Em 2008, o então governador José Serra (PSDB) implantou, na área
educacional, uma política desenvolvida no governo do presidente George
W. Bush, dos EUA, cujos efeitos estão longe de aprimorar a educação.
Estou falando da vinculação da nota dos alunos no Sistema de
Avaliação de Rendimento Escolar do Estado de São Paulo – o Saresp — a
benefícios financeiros aos professores — o chamado bônus por mérito.
Só que essa política é equivocada. Nós, professores, sabemos muito
bem que a prova é uma das formas de avaliação do processo educacional de
um aluno, mas não deve ser a única a ser considerada. Afinal, às vezes
um ótimo aluno vai mal numa prova, pois não estava passando bem naquele
dia.
O Saresp e o bônus por mérito fazem parte de uma lógica perversa de
responsabilizar os professores e a escola pelo fracasso escolar. Com
isso, o governo paulista se isenta de responsabilidade pela péssima
situação da educação no Estado.
O Saresp tem problemas graves de concepção, já que não há em sua
matriz um substrato teórico que fundamente os conceitos de competência e
habilidade, além de misturá-los com conteúdos.
Mais. Ao atrelar recebimento de dinheiro pela equipe escolar ao desempenho do aluno abre a porta para fraudes, como a denunciada pelo portal IG e reproduzida aqui. Numa escola de Sorocaba, os professores ajudaram os alunos a ter o melhor desempenho do Estado. Em 2010, o jornal Agora também denunciou esta situação:
“Na escola Dr. João
Ernesto Faggin, em Cidade Ademar (zona sul), estudantes e um professor
contam que docentes aplicaram provas para suas próprias turmas, o que
não é permitido –salvo exceções para escolas isoladas, o que não é o
caso. O professor disse à reportagem que testemunhou colegas ajudando os
estudantes nas questões. A direção da escola nega.
A reportagem obteve vários relatos de uso
do celular durante a prova. Problemas nos gabaritos são os relatos mais
comuns. No interior de SP, em ao menos 18 escolas, alunos receberam
gabaritos com uma numeração diferente da que havia no caderno de
perguntas. Estudantes temem que o erro faça com que respostas corretas
sejam consideradas erradas, já que a prova pode ser de um tipo diferente
do gabarito.
Foram aplicados 26 tipos diferentes de
prova. Estudantes temem que o erro faça com que respostas corretas sejam
consideradas erradas. ”

----

- **Enunciado 1**: Transcreva sem alterações o trecho do texto sobre o Saresp de "O Saresp e o" a "misturá-los com conteúdos.".

----

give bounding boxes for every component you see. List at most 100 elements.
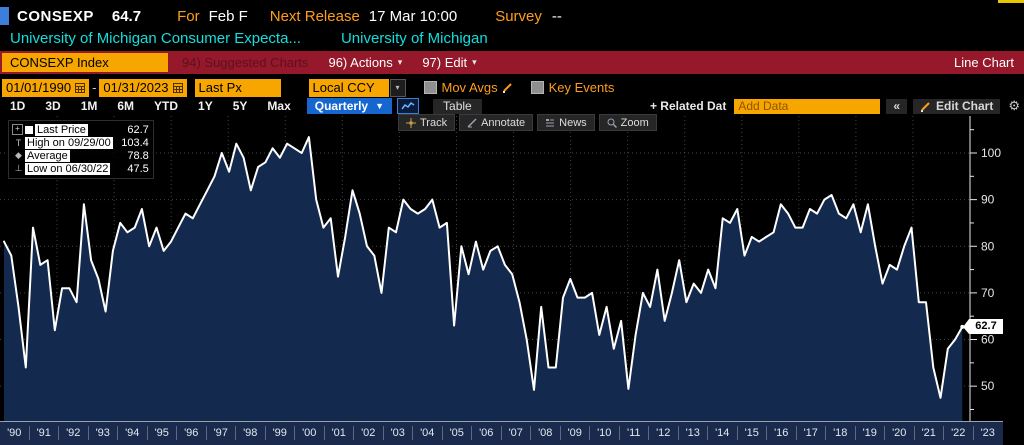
edit-menu-label: 97) Edit — [422, 55, 468, 70]
annotate-button[interactable]: Annotate — [459, 114, 534, 131]
last-value: 64.7 — [111, 7, 142, 25]
chevron-down-icon: ▾ — [397, 57, 403, 67]
legend-average-row[interactable]: ◆ Average 78.8 — [12, 149, 149, 162]
security-description: University of Michigan Consumer Expecta.… — [10, 29, 301, 47]
chart-legend[interactable]: + Last Price 62.7 T High on 09/29/00 103… — [8, 120, 154, 179]
ticker: CONSEXP — [17, 7, 94, 25]
related-data-label[interactable]: + Related Dat — [649, 99, 727, 113]
x-axis-year-label: '14 — [707, 426, 737, 440]
x-axis-year-label: '15 — [736, 426, 767, 440]
calendar-icon[interactable] — [75, 82, 86, 93]
legend-value: 62.7 — [127, 123, 149, 136]
x-axis-year-label: '97 — [205, 426, 236, 440]
security-source: University of Michigan — [340, 29, 488, 47]
next-release-value: 17 Mar 10:00 — [368, 7, 458, 25]
price-chart-plot[interactable]: 50 60 70 80 90 100 — [0, 114, 1024, 444]
legend-high-row[interactable]: T High on 09/29/00 103.4 — [12, 136, 149, 149]
price-field-selector[interactable]: Last Px — [194, 78, 281, 97]
x-axis-year-label: '07 — [500, 426, 531, 440]
frequency-selector[interactable]: Quarterly ▼ — [306, 98, 393, 114]
key-events-label: Key Events — [548, 80, 615, 95]
date-from-value: 01/01/1990 — [6, 79, 72, 95]
date-from-field[interactable]: 01/01/1990 — [2, 78, 90, 97]
track-button[interactable]: Track — [398, 114, 456, 131]
date-to-field[interactable]: 01/31/2023 — [99, 78, 187, 97]
x-axis-year-label: '12 — [648, 426, 678, 440]
x-axis-year-label: '09 — [559, 426, 590, 440]
news-button[interactable]: News — [537, 114, 595, 131]
table-button[interactable]: Table — [433, 98, 482, 114]
x-axis-year-label: '13 — [677, 426, 708, 440]
edit-menu[interactable]: 97) Edit ▾ — [422, 55, 476, 70]
range-1y[interactable]: 1Y — [198, 99, 213, 113]
x-axis-year-label: '96 — [176, 426, 206, 440]
suggested-charts-menu[interactable]: 94) Suggested Charts — [182, 55, 309, 70]
range-6m[interactable]: 6M — [117, 99, 135, 113]
news-icon — [546, 118, 555, 126]
edit-chart-button[interactable]: Edit Chart — [913, 98, 1001, 114]
crosshair-icon — [406, 117, 416, 128]
actions-menu-label: 96) Actions — [328, 55, 393, 70]
x-axis-year-label: '18 — [825, 426, 855, 440]
chart-toolbar: 1D 3D 1M 6M YTD 1Y 5Y Max Quarterly ▼ Ta… — [0, 98, 1024, 114]
legend-label: Average — [25, 149, 70, 162]
legend-label: Low on 06/30/22 — [25, 162, 111, 175]
range-1m[interactable]: 1M — [80, 99, 98, 113]
line-chart-icon — [401, 101, 415, 110]
next-release-label: Next Release — [269, 7, 360, 25]
currency-selector[interactable]: Local CCY — [308, 78, 389, 97]
mov-avgs-toggle[interactable]: Mov Avgs — [423, 80, 513, 95]
actions-menu[interactable]: 96) Actions ▾ — [328, 55, 402, 70]
chart-tools-overlay: Track Annotate News Zoom — [398, 114, 657, 131]
survey-value: -- — [551, 7, 562, 25]
calendar-icon[interactable] — [172, 82, 183, 93]
security-header: CONSEXP 64.7 For Feb F Next Release 17 M… — [0, 5, 1024, 27]
window-accent-bar — [998, 0, 1024, 3]
security-ticker-box[interactable]: CONSEXP Index — [2, 53, 168, 72]
x-axis-year-label: '05 — [441, 426, 472, 440]
legend-label: High on 09/29/00 — [25, 136, 113, 149]
legend-low-row[interactable]: ⊥ Low on 06/30/22 47.5 — [12, 162, 149, 175]
x-axis-year-label: '19 — [854, 426, 885, 440]
survey-label: Survey — [495, 7, 542, 25]
annotate-label: Annotate — [481, 116, 526, 129]
x-axis-year-label: '02 — [353, 426, 383, 440]
x-axis-year-strip: '90'91'92'93'94'95'96'97'98'99'00'01'02 '… — [0, 421, 1003, 445]
y-axis-label: 70 — [981, 286, 995, 300]
key-events-toggle[interactable]: Key Events — [530, 80, 615, 95]
y-axis-label: 80 — [981, 239, 995, 253]
expander-icon[interactable]: + — [12, 124, 23, 135]
x-axis-year-label: '06 — [471, 426, 501, 440]
x-axis-year-label: '23 — [972, 426, 1003, 440]
key-events-checkbox[interactable] — [530, 81, 544, 94]
x-axis-year-label: '04 — [412, 426, 442, 440]
period-value: Feb F — [208, 7, 248, 25]
legend-last-price-row[interactable]: + Last Price 62.7 — [12, 123, 149, 136]
mov-avgs-checkbox[interactable] — [423, 81, 437, 94]
x-axis-year-label: '17 — [795, 426, 826, 440]
range-5y[interactable]: 5Y — [232, 99, 248, 113]
last-price-axis-badge: 62.7 — [963, 319, 1003, 334]
x-axis-year-label: '92 — [58, 426, 88, 440]
x-axis-year-label: '98 — [235, 426, 265, 440]
x-axis-year-label: '90 — [7, 427, 22, 439]
range-max[interactable]: Max — [267, 99, 291, 113]
range-3d[interactable]: 3D — [45, 99, 61, 113]
gear-icon[interactable]: ⚙ — [1008, 98, 1020, 113]
high-marker-icon: T — [15, 137, 22, 148]
add-data-input[interactable] — [734, 98, 881, 114]
date-to-value: 01/31/2023 — [103, 79, 169, 95]
currency-dropdown-arrow[interactable]: ▾ — [389, 78, 406, 97]
collapse-panel-button[interactable]: « — [886, 98, 907, 114]
y-axis-label: 90 — [981, 193, 995, 207]
range-1d[interactable]: 1D — [10, 99, 26, 113]
zoom-button[interactable]: Zoom — [598, 114, 657, 131]
line-chart-type-button[interactable] — [397, 98, 420, 114]
range-ytd[interactable]: YTD — [154, 99, 179, 113]
legend-value: 78.8 — [127, 149, 149, 162]
track-label: Track — [420, 116, 448, 129]
x-axis-year-label: '16 — [766, 426, 796, 440]
chart-view-label: Line Chart — [954, 55, 1014, 70]
pencil-icon[interactable] — [502, 82, 513, 93]
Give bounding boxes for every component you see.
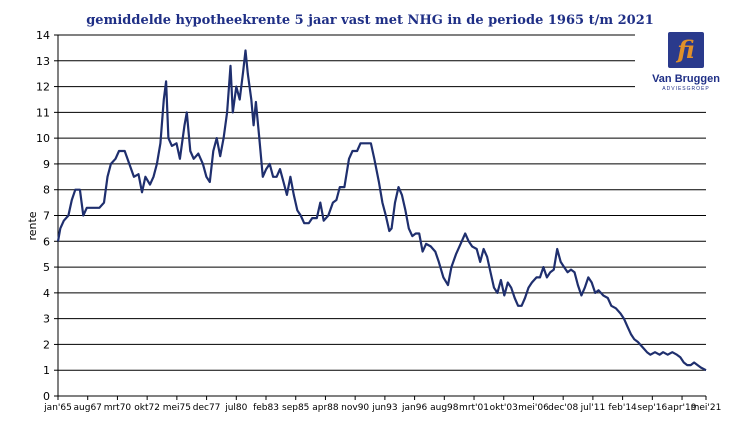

----

- **Enunciado 2**: Reproduza fielmente as linhas dos registros da linha com "edit-menu-label: 97) Edit" à linha com "x-axis-year-label: '97 — [205, 426, 236, 440]", incluindo as duas.

- **Resposta completa 1**:
O Saresp e o bônus por mérito fazem parte de uma lógica perversa de
responsabilizar os professores e a escola pelo fracasso escolar. Com
isso, o governo paulista se isenta de responsabilidade pela péssima
situação da educação no Estado.
O Saresp tem problemas graves de concepção, já que não há em sua
matriz um substrato teórico que fundamente os conceitos de competência e
habilidade, além de misturá-los com conteúdos.

- **Resposta completa 2**:
edit-menu-label: 97) Edit — [422, 55, 468, 70]
annotate-button[interactable]: Annotate — [459, 114, 534, 131]
last-value: 64.7 — [111, 7, 142, 25]
chevron-down-icon: ▾ — [397, 57, 403, 67]
legend-average-row[interactable]: ◆ Average 78.8 — [12, 149, 149, 162]
security-description: University of Michigan Consumer Expecta.… — [10, 29, 301, 47]
chart-legend[interactable]: + Last Price 62.7 T High on 09/29/00 103… — [8, 120, 154, 179]
ticker: CONSEXP — [17, 7, 94, 25]
related-data-label[interactable]: + Related Dat — [649, 99, 727, 113]
x-axis-year-label: '14 — [707, 426, 737, 440]
x-axis-year-label: '15 — [736, 426, 767, 440]
calendar-icon[interactable] — [75, 82, 86, 93]
legend-value: 62.7 — [127, 123, 149, 136]
x-axis-year-label: '97 — [205, 426, 236, 440]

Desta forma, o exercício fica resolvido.